--- Start DATA SHOWN ---

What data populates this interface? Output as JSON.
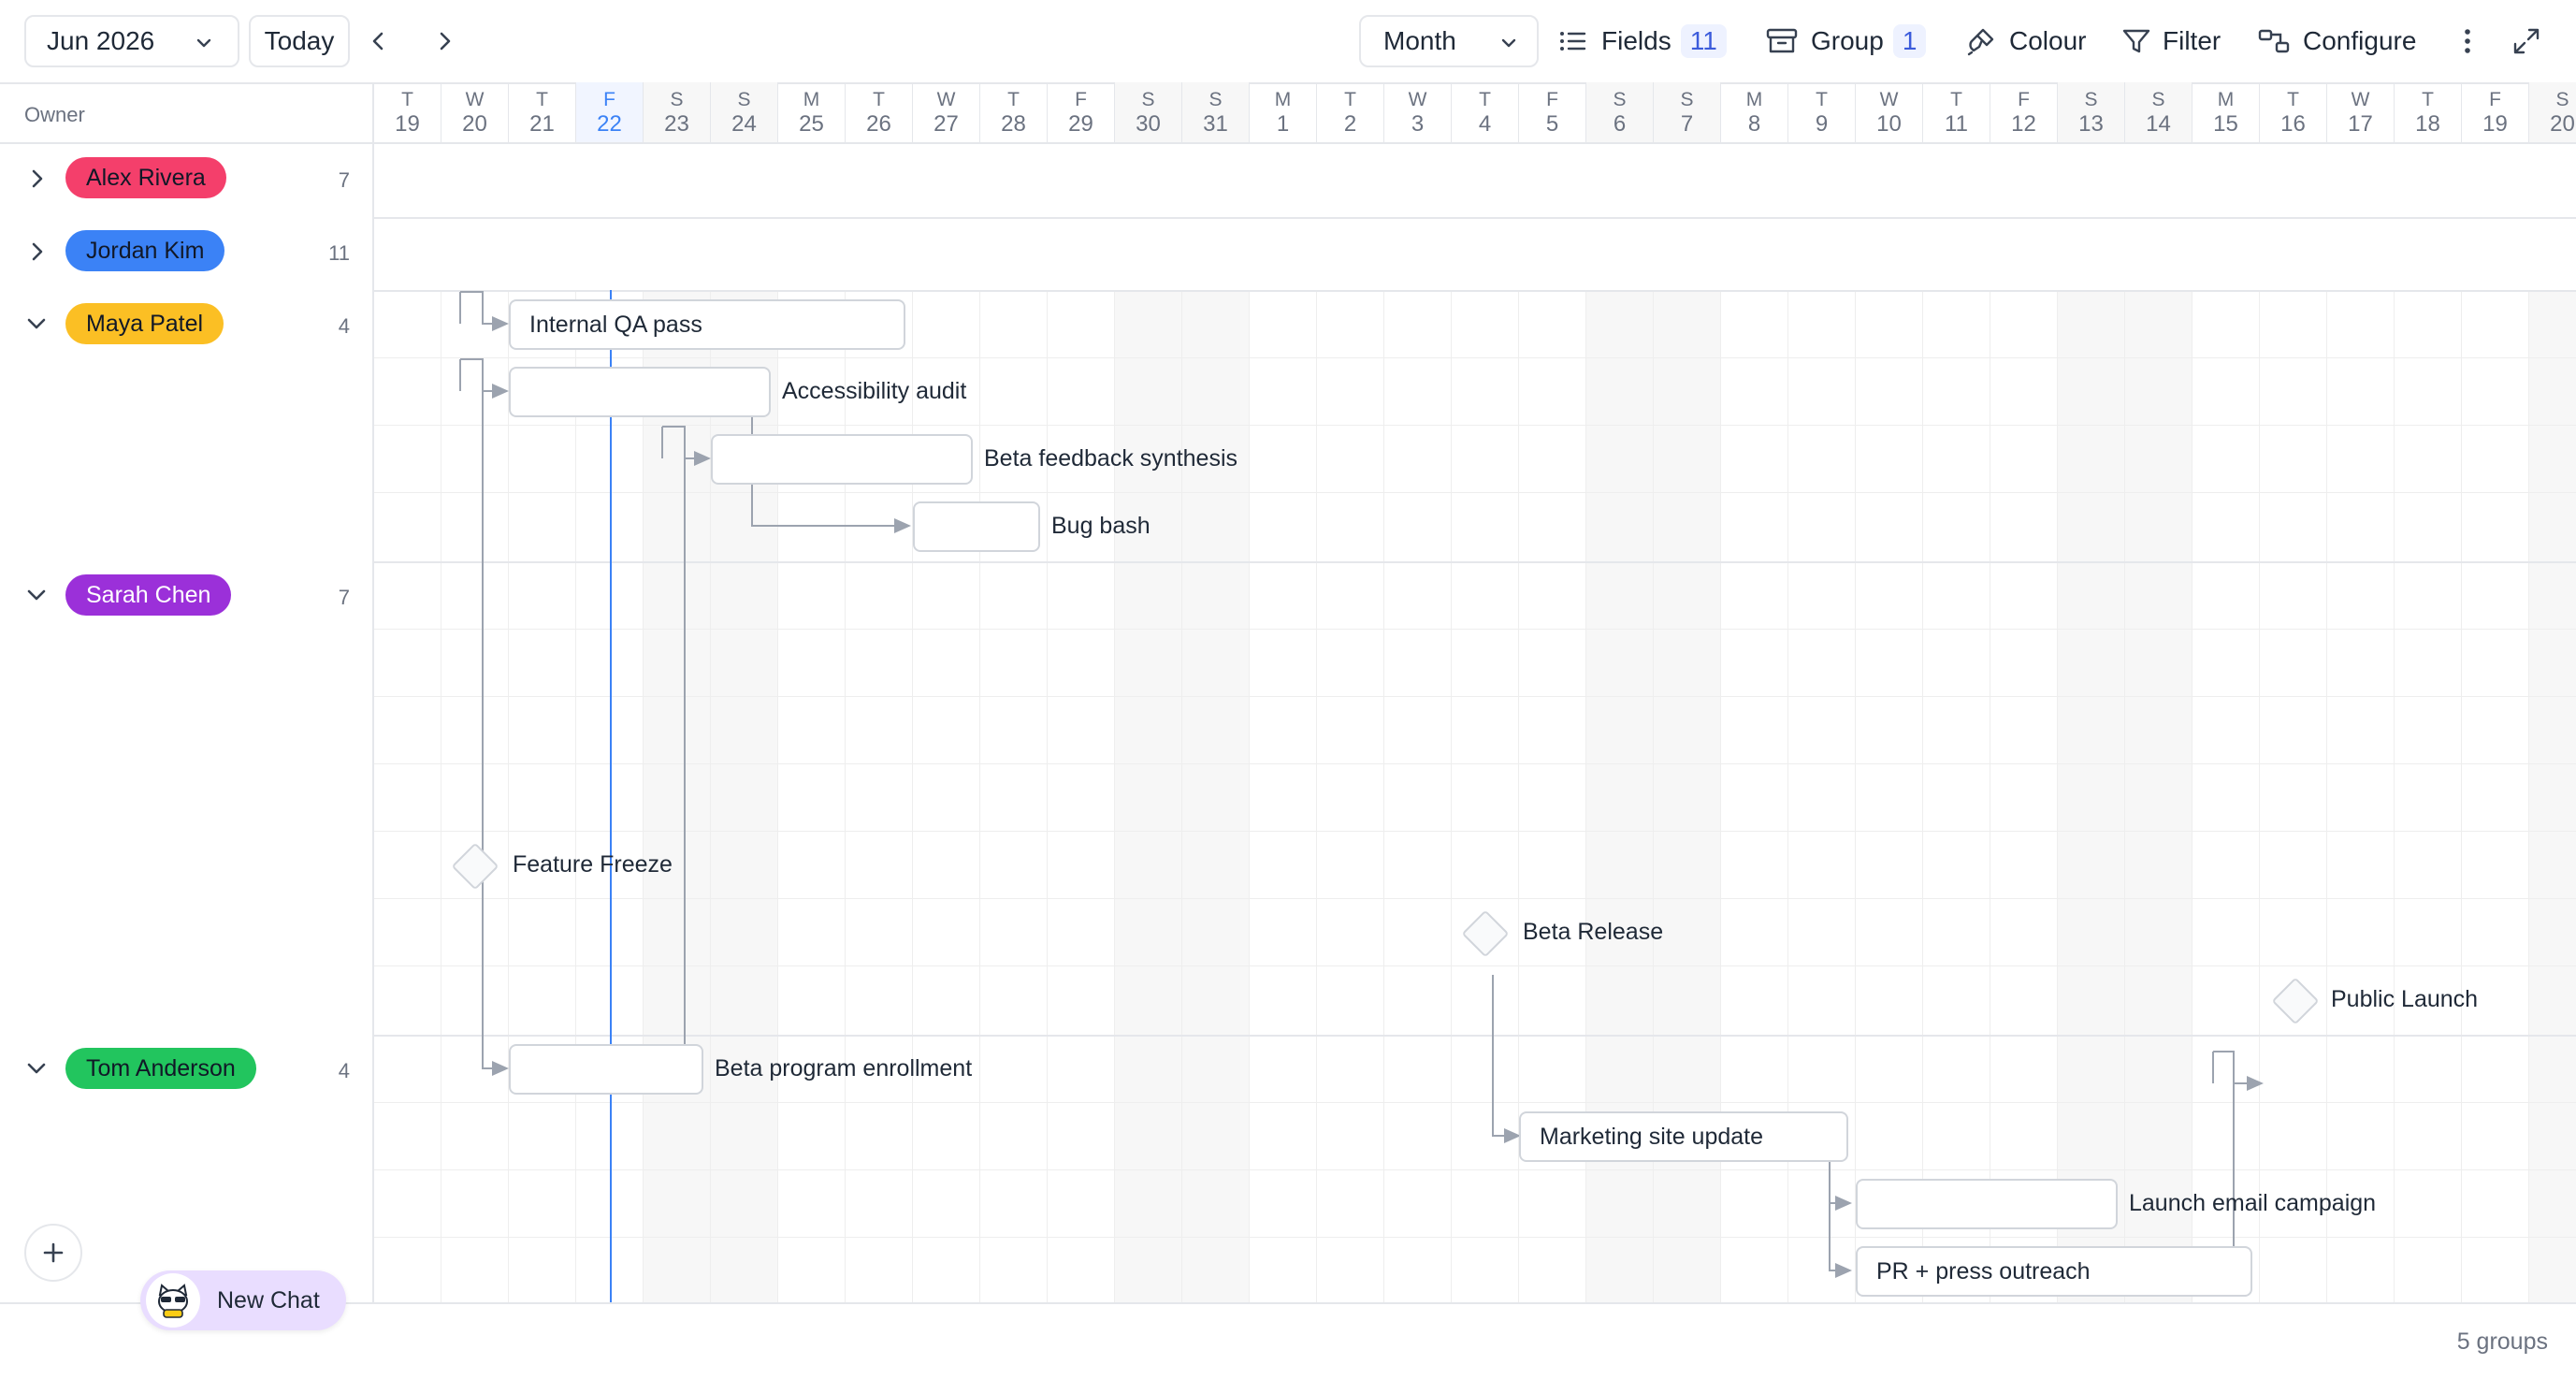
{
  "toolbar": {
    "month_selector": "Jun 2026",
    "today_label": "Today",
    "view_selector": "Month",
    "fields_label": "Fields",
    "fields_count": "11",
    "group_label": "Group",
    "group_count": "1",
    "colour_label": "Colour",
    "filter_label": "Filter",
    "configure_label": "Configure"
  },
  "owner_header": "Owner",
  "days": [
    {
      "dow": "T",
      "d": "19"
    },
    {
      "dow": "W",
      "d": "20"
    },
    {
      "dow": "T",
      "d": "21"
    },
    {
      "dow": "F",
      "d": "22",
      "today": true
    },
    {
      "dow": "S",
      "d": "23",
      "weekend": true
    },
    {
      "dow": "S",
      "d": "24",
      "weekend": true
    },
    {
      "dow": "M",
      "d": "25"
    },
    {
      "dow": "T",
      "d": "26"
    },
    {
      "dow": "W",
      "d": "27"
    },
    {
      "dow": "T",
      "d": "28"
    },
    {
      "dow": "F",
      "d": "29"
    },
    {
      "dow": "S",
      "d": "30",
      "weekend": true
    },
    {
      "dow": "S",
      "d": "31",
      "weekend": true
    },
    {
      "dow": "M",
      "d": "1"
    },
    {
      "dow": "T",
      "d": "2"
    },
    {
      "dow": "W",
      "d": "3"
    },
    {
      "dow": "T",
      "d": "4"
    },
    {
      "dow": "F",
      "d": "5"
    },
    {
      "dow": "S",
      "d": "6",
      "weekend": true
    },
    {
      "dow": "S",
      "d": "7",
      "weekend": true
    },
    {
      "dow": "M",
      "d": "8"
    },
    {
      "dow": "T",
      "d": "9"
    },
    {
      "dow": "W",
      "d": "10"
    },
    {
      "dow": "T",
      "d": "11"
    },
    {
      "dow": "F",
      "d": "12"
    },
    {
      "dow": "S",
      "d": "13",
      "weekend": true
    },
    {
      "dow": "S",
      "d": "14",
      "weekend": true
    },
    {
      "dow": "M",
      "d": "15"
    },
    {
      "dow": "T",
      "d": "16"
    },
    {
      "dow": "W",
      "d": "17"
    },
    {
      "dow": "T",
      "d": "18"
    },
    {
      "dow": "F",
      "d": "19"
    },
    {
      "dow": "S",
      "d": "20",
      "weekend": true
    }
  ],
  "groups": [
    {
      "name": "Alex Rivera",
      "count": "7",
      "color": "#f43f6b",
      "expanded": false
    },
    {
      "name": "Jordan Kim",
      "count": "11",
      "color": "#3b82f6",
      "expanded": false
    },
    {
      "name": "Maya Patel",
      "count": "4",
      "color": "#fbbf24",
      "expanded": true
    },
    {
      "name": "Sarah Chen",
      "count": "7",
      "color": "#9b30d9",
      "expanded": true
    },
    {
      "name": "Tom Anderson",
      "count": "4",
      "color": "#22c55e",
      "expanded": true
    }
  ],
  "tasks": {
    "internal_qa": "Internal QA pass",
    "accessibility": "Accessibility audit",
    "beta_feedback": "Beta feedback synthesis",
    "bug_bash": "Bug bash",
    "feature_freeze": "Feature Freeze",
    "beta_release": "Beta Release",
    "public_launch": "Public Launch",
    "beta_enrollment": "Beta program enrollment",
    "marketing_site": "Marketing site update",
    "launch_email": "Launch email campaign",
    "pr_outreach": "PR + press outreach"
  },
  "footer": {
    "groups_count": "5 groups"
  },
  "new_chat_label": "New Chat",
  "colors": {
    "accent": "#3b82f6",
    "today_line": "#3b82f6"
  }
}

--- End DATA SHOWN ---
--- Start DATA SHOWN ---

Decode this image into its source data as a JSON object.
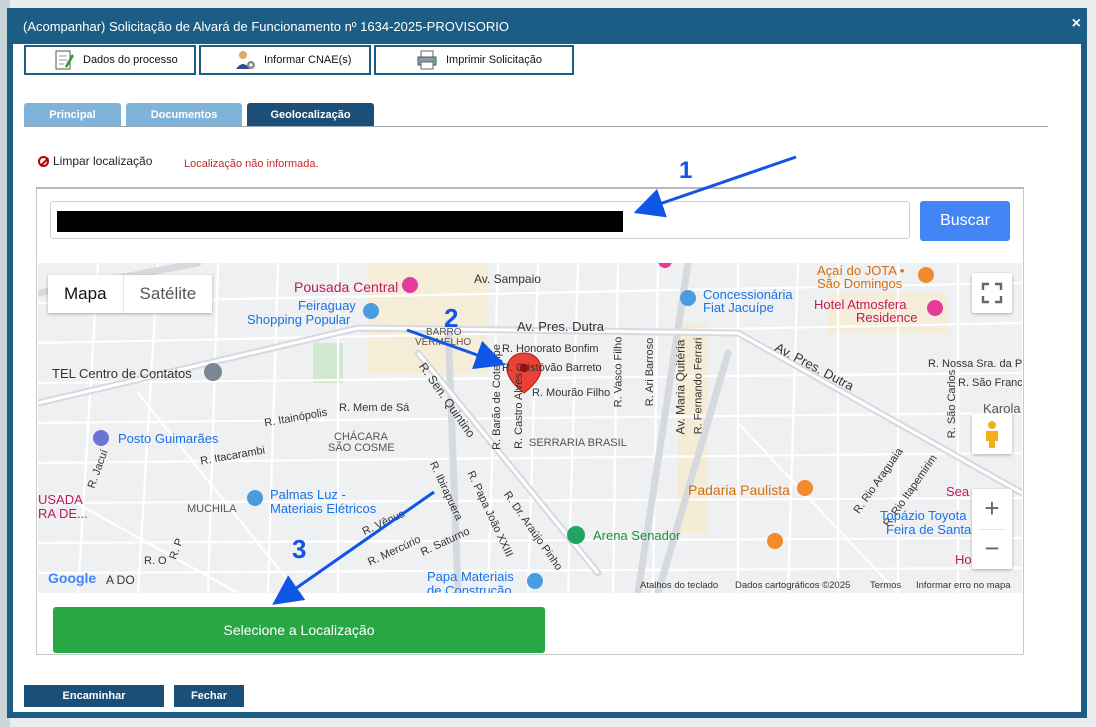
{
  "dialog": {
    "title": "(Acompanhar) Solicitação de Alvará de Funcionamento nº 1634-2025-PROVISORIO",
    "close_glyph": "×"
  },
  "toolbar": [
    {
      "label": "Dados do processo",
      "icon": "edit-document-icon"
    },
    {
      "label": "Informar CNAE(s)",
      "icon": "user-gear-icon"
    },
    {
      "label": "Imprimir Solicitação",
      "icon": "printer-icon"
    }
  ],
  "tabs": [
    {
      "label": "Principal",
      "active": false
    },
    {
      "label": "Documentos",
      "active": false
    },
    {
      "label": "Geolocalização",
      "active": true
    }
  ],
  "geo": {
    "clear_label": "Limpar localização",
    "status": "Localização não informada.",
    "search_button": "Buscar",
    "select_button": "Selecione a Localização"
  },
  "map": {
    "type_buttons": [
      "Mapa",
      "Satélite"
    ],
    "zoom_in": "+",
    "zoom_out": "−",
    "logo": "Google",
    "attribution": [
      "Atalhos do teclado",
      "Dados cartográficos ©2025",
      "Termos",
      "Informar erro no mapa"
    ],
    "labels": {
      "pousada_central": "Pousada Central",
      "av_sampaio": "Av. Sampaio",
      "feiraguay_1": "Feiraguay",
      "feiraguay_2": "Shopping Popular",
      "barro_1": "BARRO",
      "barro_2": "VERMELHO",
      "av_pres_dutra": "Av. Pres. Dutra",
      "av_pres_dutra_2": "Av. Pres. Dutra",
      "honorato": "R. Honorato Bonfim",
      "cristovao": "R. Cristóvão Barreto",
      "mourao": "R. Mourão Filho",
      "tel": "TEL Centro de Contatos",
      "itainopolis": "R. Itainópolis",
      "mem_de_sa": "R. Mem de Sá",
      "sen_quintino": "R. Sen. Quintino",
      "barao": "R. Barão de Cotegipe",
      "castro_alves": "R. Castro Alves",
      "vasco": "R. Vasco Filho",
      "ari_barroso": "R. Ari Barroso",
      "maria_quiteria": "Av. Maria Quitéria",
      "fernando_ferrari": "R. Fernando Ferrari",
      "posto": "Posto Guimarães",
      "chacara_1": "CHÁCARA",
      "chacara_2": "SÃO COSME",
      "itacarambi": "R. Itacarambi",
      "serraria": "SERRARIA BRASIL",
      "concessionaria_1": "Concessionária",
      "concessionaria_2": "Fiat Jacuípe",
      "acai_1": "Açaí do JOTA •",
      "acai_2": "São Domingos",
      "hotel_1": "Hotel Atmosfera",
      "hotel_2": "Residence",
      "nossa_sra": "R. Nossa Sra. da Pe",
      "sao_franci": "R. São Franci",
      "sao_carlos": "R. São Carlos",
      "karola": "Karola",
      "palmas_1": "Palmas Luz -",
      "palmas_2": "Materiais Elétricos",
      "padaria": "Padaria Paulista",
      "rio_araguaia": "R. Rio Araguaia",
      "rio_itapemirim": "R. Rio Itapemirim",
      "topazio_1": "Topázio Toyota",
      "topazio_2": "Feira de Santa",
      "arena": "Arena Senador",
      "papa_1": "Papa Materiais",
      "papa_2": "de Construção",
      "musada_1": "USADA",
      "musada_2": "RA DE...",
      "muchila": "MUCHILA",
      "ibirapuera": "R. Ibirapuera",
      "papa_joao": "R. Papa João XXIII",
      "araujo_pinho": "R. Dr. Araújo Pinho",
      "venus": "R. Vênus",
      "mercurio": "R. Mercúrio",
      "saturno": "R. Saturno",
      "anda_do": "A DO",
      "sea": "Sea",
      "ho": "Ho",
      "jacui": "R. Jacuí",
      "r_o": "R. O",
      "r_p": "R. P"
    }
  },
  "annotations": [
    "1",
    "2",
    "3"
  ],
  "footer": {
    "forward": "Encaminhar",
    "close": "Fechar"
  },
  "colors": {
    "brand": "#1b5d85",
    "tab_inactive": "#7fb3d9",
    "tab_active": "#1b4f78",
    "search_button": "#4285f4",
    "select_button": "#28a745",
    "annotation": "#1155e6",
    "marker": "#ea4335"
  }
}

--- End DATA SHOWN ---
--- Start DATA SHOWN ---

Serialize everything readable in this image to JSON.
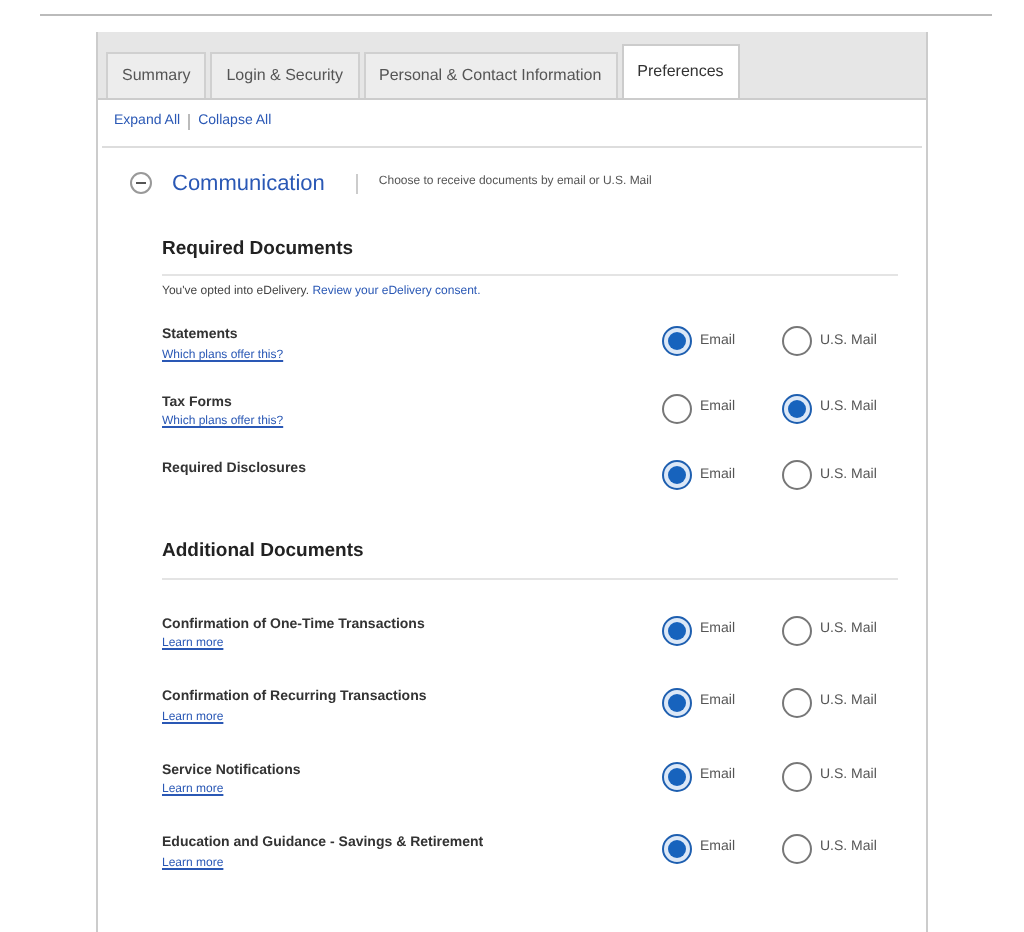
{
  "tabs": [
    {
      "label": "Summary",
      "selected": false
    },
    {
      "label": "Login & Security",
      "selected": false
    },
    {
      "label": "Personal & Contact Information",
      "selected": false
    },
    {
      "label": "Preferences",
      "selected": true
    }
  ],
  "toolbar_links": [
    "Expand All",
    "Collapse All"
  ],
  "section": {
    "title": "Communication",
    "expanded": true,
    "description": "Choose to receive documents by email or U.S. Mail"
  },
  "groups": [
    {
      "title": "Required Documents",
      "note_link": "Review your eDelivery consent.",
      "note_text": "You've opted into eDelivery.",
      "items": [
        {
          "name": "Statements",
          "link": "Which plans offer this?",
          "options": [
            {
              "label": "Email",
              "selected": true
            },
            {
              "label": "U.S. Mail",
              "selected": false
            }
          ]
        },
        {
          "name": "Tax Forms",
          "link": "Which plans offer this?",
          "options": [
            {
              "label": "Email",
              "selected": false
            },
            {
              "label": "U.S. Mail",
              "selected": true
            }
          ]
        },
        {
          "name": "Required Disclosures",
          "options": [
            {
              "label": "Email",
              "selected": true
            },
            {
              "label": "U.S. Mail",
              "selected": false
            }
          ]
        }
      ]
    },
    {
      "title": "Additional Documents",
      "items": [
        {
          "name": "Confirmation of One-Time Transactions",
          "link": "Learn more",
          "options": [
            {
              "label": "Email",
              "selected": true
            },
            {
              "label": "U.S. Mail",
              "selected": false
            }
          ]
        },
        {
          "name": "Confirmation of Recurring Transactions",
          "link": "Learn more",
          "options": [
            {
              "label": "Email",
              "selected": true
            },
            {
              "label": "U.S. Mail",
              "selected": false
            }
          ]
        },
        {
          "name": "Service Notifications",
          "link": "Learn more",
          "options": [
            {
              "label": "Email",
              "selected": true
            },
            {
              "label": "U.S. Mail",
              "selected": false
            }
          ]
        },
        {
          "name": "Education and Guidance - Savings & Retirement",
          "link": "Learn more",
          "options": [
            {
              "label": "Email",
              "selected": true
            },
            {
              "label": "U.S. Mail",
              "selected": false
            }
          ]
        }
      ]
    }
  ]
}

--- End DATA SHOWN ---

Copy every line that includes the string "icon" from the material above.

• [PROBLEM SOLUTION]:
      "icon": "edit-document-icon"
      "icon": "user-gear-icon"
      "icon": "printer-icon"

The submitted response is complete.